Vorliegender Text —
+ + + +
Karl Bohrmann : Süddeutsche Zeitung vom 22.12.1998, S. 15
"Befreite Linien. Zum Tod des Malers und Zeichners Karl Bohrmann." Von Dorothea Baumer.

Der Künstler Karl Bohrmann erschien nie jünger als in seinen letzten Jahren. Seinem Ideal einer guten Zeichnung war er radikal nahe gekommen. Darüber dürfen nicht wenige gestaunt haben, die seine Ausstellung in der Neuen Pinakothek im vergangenen Herbst sahen. "Befreiend leicht" und "wie von selbst entstanden" wirkte an diesen Blättern alles. In Hunderten von "Wiederholungen" beschwor der Künstler immer nur eines: das Geheimnis der Erscheinung.
+ + + +
Kurze Aufgabe 1 —
Schreiben Sie aus dem Nachruf auf Karl Bohrmann den Abschnitt ab, der mit „Der Künstler Karl“ beginnt und mit „Geheimnis der Erscheinung.“ endet.
Kurze Aufgabe 2 —
Prüfen Sie, ob die folgenden Aussagen mit dem Nachruf auf Karl Bohrmann übereinstimmen, und antworten Sie jeweils mit Ja oder Nein sowie dem entscheidenden Wortlaut des Nachrufs: (a) Bohrmanns Ausstellung war in der Neuen Pinakothek zu sehen. (b) Die Ausstellung fand im vergangenen Frühjahr statt. (c) Der Nachruf wurde von Dorothea Baumer verfasst.
Kurze Aufgabe 3 —
Führen Sie den Nachruf auf Karl Bohrmann im Anschluss an seinen letzten Satz weiter.
Die Zeilen stammen aus einer anderen Quelle als der Text.

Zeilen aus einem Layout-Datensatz
+ + + +
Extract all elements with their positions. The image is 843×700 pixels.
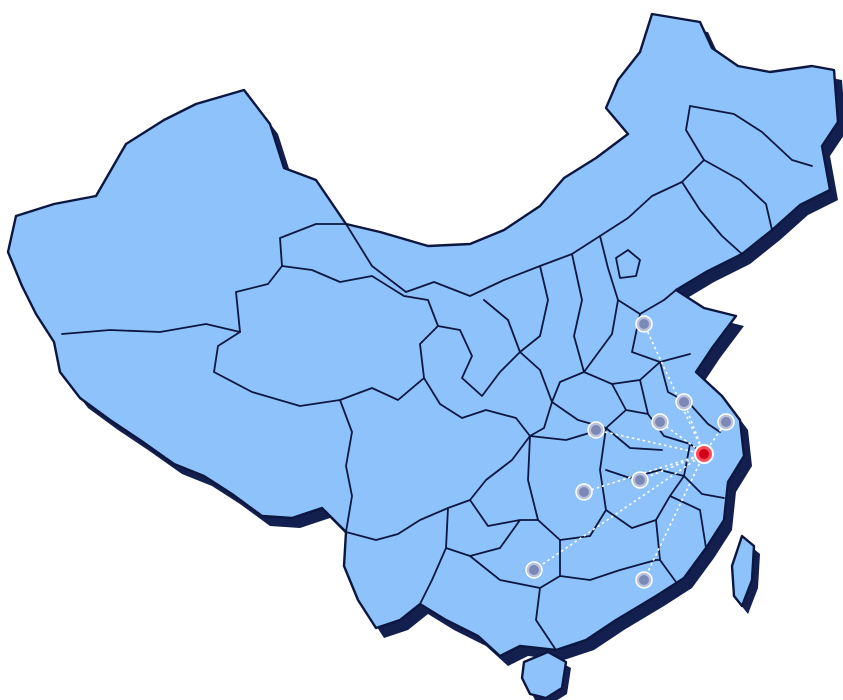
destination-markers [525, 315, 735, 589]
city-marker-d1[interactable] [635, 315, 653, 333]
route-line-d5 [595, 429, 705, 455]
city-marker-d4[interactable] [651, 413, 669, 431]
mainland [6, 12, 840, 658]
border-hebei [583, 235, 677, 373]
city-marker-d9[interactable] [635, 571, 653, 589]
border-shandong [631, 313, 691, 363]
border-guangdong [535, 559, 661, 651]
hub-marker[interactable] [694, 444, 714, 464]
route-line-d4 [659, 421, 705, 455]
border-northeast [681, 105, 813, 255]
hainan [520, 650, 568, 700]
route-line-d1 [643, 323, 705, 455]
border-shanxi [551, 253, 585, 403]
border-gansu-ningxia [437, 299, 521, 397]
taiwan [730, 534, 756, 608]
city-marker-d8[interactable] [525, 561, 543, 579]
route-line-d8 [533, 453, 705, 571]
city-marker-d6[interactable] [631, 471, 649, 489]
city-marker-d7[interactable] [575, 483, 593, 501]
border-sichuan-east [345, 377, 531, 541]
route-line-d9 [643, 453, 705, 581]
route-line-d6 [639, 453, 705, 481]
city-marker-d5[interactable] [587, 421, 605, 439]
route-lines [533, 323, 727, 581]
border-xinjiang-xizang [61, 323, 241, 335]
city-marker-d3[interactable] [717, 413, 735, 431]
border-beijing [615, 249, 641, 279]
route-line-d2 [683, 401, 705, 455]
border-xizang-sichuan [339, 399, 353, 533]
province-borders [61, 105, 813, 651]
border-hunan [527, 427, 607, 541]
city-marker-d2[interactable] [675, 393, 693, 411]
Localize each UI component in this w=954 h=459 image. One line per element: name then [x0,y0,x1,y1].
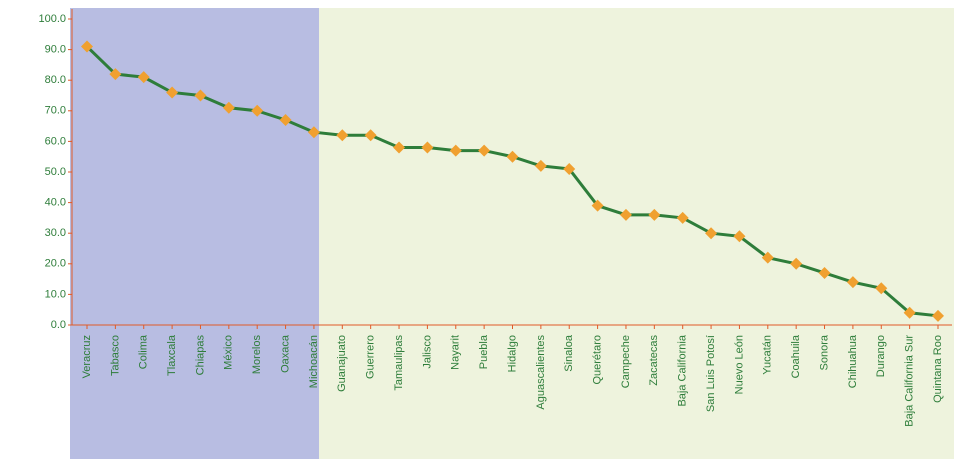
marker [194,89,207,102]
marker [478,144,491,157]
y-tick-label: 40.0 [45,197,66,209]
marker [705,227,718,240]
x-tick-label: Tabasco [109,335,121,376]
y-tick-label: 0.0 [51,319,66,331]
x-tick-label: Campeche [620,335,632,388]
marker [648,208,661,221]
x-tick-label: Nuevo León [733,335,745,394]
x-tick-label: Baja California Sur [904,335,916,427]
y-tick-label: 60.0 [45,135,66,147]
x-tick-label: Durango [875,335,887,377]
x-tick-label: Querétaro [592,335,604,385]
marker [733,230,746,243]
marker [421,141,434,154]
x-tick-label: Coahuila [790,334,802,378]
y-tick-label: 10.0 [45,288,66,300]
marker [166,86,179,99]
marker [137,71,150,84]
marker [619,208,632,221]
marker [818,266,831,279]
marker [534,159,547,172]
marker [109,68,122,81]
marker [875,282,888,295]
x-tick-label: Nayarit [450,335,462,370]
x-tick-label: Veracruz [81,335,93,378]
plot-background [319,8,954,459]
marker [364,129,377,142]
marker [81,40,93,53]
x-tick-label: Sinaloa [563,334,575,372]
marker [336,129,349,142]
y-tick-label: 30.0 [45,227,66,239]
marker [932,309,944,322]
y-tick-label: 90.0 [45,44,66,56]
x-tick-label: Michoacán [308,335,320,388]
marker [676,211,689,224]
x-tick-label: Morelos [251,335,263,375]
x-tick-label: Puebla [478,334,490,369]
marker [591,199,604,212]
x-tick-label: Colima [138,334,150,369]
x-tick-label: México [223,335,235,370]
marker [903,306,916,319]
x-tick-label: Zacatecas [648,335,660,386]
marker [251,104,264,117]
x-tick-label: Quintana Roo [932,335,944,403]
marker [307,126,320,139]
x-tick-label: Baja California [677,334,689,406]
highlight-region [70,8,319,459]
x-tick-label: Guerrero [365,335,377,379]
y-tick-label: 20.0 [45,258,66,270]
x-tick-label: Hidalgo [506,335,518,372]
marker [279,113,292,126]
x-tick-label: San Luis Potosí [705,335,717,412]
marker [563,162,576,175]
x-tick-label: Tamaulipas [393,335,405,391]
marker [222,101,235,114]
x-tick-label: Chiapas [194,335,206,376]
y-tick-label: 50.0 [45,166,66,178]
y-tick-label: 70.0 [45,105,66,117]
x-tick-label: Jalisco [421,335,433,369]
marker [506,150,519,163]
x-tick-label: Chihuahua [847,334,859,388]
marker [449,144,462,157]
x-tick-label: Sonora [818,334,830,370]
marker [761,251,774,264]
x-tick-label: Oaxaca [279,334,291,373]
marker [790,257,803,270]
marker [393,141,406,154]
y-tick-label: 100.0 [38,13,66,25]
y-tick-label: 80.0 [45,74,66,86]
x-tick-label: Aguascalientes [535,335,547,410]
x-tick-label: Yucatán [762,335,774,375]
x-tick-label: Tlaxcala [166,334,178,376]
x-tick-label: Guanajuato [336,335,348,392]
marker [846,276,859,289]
+ + + +
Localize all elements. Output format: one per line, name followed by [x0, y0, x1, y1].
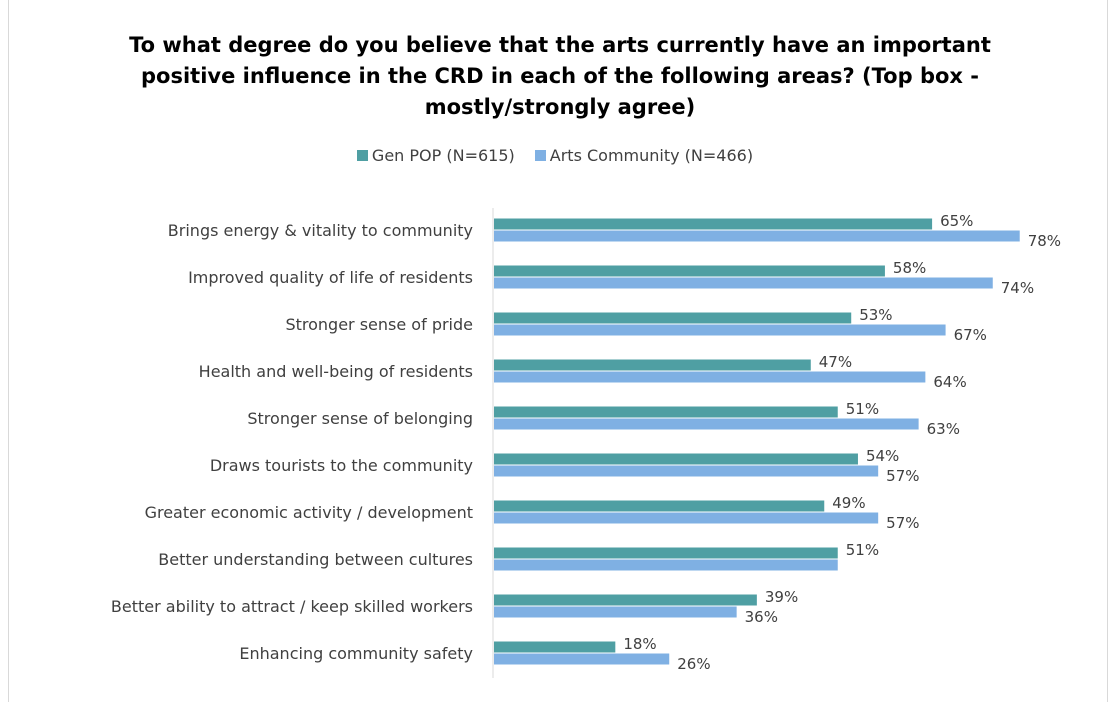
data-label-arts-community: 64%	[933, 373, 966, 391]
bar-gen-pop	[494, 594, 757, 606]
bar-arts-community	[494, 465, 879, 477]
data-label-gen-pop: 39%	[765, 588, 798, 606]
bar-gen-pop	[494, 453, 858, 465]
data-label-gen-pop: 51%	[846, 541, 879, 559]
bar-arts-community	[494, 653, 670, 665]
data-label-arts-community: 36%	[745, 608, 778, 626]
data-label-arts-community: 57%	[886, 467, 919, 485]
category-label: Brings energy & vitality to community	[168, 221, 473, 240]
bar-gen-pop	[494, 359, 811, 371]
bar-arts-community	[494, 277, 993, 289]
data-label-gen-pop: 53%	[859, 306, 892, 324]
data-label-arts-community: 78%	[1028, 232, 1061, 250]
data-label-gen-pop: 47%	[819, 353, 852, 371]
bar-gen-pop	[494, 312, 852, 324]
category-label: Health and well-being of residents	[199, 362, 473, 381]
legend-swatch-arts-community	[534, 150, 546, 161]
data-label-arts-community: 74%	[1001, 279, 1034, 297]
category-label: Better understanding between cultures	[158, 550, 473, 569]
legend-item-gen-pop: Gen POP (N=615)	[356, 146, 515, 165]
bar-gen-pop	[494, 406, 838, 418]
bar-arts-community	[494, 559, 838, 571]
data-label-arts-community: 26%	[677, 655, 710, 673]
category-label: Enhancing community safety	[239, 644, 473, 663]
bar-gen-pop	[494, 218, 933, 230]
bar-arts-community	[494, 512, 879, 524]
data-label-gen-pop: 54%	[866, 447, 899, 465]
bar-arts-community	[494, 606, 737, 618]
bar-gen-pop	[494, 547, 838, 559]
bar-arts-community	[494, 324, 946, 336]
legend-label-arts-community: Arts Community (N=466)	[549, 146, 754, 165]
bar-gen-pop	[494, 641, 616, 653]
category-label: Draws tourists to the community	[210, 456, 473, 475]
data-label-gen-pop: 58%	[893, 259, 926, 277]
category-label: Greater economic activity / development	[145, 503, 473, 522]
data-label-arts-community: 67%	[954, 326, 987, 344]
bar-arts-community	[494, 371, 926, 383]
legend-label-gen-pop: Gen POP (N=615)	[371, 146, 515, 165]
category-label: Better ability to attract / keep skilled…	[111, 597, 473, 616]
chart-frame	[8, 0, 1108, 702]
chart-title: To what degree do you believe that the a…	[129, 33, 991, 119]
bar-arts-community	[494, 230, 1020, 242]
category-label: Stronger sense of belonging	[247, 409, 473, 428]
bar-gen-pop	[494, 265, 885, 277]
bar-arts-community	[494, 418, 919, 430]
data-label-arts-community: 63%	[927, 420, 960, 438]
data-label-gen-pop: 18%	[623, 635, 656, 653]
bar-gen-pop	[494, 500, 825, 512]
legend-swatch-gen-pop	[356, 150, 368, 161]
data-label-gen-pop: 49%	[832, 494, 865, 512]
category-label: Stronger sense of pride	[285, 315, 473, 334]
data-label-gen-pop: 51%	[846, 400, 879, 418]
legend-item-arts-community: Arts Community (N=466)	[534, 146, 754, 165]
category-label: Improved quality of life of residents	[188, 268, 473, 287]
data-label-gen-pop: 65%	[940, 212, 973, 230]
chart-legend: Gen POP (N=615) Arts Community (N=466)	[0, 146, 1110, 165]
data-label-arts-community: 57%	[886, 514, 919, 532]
+ + + +
Antwort zur Aufgabe 1 —
Der Künstler Karl Bohrmann erschien nie jünger als in seinen letzten Jahren. Seinem Ideal einer guten Zeichnung war er radikal nahe gekommen. Darüber dürfen nicht wenige gestaunt haben, die seine Ausstellung in der Neuen Pinakothek im vergangenen Herbst sahen. "Befreiend leicht" und "wie von selbst entstanden" wirkte an diesen Blättern alles. In Hunderten von "Wiederholungen" beschwor der Künstler immer nur eines: das Geheimnis der Erscheinung.

Antwort zur Aufgabe 2 —
(a) Ja: „seine Ausstellung in der Neuen Pinakothek im vergangenen Herbst“
(b) Nein: „im vergangenen Herbst“
(c) Ja: „Von Dorothea Baumer.“

Antwort zur Aufgabe 3 —
Schön in einem herkömmlichen Sinn waren diese Blätter nicht. Alles an ihnen suggerierte Beiläufigkeit. Das Format war bescheiden, die Linie schmucklos ruppig, minimal die Veränderungen. Aus der puren Motorik eines Auf und Ab erwuchsen silhouettierte Erinnerungsbilder von "Bäumen", in vieldeutig organisierten Räumen und in unendlicher Folge "Akte" liegend, hockend, sich entkleidend. Ohne Programm, ohne modischen Bedeutungsschwulst ereignete sich hier etwas zwischen Sehen und Lesen. Zeichnen.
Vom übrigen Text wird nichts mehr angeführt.